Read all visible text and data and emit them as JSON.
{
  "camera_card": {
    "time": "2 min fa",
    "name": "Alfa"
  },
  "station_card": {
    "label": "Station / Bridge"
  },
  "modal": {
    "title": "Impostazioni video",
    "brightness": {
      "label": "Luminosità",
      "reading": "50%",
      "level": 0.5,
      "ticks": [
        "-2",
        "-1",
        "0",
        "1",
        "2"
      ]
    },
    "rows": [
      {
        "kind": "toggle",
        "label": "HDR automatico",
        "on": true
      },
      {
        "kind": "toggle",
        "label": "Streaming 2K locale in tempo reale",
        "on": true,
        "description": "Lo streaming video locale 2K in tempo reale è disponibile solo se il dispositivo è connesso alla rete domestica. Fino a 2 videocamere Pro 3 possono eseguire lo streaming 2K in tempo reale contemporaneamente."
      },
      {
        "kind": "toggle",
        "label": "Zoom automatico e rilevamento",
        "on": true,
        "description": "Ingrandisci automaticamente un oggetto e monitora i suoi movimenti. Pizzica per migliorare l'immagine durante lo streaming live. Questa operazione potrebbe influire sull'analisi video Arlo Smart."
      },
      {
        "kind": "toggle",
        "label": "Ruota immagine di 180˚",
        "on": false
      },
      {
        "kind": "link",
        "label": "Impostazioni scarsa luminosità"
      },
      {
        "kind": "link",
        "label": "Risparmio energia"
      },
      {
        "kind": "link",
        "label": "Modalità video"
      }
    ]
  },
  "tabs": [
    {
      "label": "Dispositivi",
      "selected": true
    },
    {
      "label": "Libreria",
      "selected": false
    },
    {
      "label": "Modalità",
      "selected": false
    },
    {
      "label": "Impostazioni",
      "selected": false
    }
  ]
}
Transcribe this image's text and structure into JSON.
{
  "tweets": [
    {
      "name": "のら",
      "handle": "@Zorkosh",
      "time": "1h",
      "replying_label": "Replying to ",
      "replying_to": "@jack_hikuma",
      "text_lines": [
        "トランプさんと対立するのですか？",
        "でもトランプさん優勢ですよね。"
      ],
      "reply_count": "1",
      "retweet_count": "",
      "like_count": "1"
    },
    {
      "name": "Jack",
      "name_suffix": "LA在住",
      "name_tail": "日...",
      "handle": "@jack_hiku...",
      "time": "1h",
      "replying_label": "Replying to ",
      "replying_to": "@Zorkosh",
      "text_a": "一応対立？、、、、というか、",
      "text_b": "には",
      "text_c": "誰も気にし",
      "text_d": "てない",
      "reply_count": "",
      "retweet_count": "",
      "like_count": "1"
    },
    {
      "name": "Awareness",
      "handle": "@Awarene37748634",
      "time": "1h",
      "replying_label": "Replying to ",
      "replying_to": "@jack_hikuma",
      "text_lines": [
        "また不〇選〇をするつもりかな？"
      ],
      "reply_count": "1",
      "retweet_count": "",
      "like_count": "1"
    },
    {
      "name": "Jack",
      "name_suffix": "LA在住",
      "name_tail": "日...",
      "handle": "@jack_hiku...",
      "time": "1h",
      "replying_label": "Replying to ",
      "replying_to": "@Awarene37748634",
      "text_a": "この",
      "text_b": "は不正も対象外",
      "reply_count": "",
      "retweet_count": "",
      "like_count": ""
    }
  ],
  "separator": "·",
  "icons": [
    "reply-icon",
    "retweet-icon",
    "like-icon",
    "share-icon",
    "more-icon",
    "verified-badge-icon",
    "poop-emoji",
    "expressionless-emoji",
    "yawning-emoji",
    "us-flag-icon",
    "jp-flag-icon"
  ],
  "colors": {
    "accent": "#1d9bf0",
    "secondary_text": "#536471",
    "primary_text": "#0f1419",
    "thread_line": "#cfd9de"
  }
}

§ §

> _BRIEF_
Repeat the data precisely, reproducing every entry.

> _SOLUTION TO THIS PROBLEM_
Read all visible text and data and emit them as JSON.
{
  "camera_card": {
    "time": "2 min fa",
    "name": "Alfa"
  },
  "station_card": {
    "label": "Station / Bridge"
  },
  "modal": {
    "title": "Impostazioni video",
    "brightness": {
      "label": "Luminosità",
      "reading": "50%",
      "level": 0.5,
      "ticks": [
        "-2",
        "-1",
        "0",
        "1",
        "2"
      ]
    },
    "rows": [
      {
        "kind": "toggle",
        "label": "HDR automatico",
        "on": true
      },
      {
        "kind": "toggle",
        "label": "Streaming 2K locale in tempo reale",
        "on": true,
        "description": "Lo streaming video locale 2K in tempo reale è disponibile solo se il dispositivo è connesso alla rete domestica. Fino a 2 videocamere Pro 3 possono eseguire lo streaming 2K in tempo reale contemporaneamente."
      },
      {
        "kind": "toggle",
        "label": "Zoom automatico e rilevamento",
        "on": true,
        "description": "Ingrandisci automaticamente un oggetto e monitora i suoi movimenti. Pizzica per migliorare l'immagine durante lo streaming live. Questa operazione potrebbe influire sull'analisi video Arlo Smart."
      },
      {
        "kind": "toggle",
        "label": "Ruota immagine di 180˚",
        "on": false
      },
      {
        "kind": "link",
        "label": "Impostazioni scarsa luminosità"
      },
      {
        "kind": "link",
        "label": "Risparmio energia"
      },
      {
        "kind": "link",
        "label": "Modalità video"
      }
    ]
  },
  "tabs": [
    {
      "label": "Dispositivi",
      "selected": true
    },
    {
      "label": "Libreria",
      "selected": false
    },
    {
      "label": "Modalità",
      "selected": false
    },
    {
      "label": "Impostazioni",
      "selected": false
    }
  ]
}
Transcribe this image's text and structure into JSON.
{
  "tweets": [
    {
      "name": "のら",
      "handle": "@Zorkosh",
      "time": "1h",
      "replying_label": "Replying to ",
      "replying_to": "@jack_hikuma",
      "text_lines": [
        "トランプさんと対立するのですか？",
        "でもトランプさん優勢ですよね。"
      ],
      "reply_count": "1",
      "retweet_count": "",
      "like_count": "1"
    },
    {
      "name": "Jack",
      "name_suffix": "LA在住",
      "name_tail": "日...",
      "handle": "@jack_hiku...",
      "time": "1h",
      "replying_label": "Replying to ",
      "replying_to": "@Zorkosh",
      "text_a": "一応対立？、、、、というか、",
      "text_b": "には",
      "text_c": "誰も気にし",
      "text_d": "てない",
      "reply_count": "",
      "retweet_count": "",
      "like_count": "1"
    },
    {
      "name": "Awareness",
      "handle": "@Awarene37748634",
      "time": "1h",
      "replying_label": "Replying to ",
      "replying_to": "@jack_hikuma",
      "text_lines": [
        "また不〇選〇をするつもりかな？"
      ],
      "reply_count": "1",
      "retweet_count": "",
      "like_count": "1"
    },
    {
      "name": "Jack",
      "name_suffix": "LA在住",
      "name_tail": "日...",
      "handle": "@jack_hiku...",
      "time": "1h",
      "replying_label": "Replying to ",
      "replying_to": "@Awarene37748634",
      "text_a": "この",
      "text_b": "は不正も対象外",
      "reply_count": "",
      "retweet_count": "",
      "like_count": ""
    }
  ],
  "separator": "·",
  "icons": [
    "reply-icon",
    "retweet-icon",
    "like-icon",
    "share-icon",
    "more-icon",
    "verified-badge-icon",
    "poop-emoji",
    "expressionless-emoji",
    "yawning-emoji",
    "us-flag-icon",
    "jp-flag-icon"
  ],
  "colors": {
    "accent": "#1d9bf0",
    "secondary_text": "#536471",
    "primary_text": "#0f1419",
    "thread_line": "#cfd9de"
  }
}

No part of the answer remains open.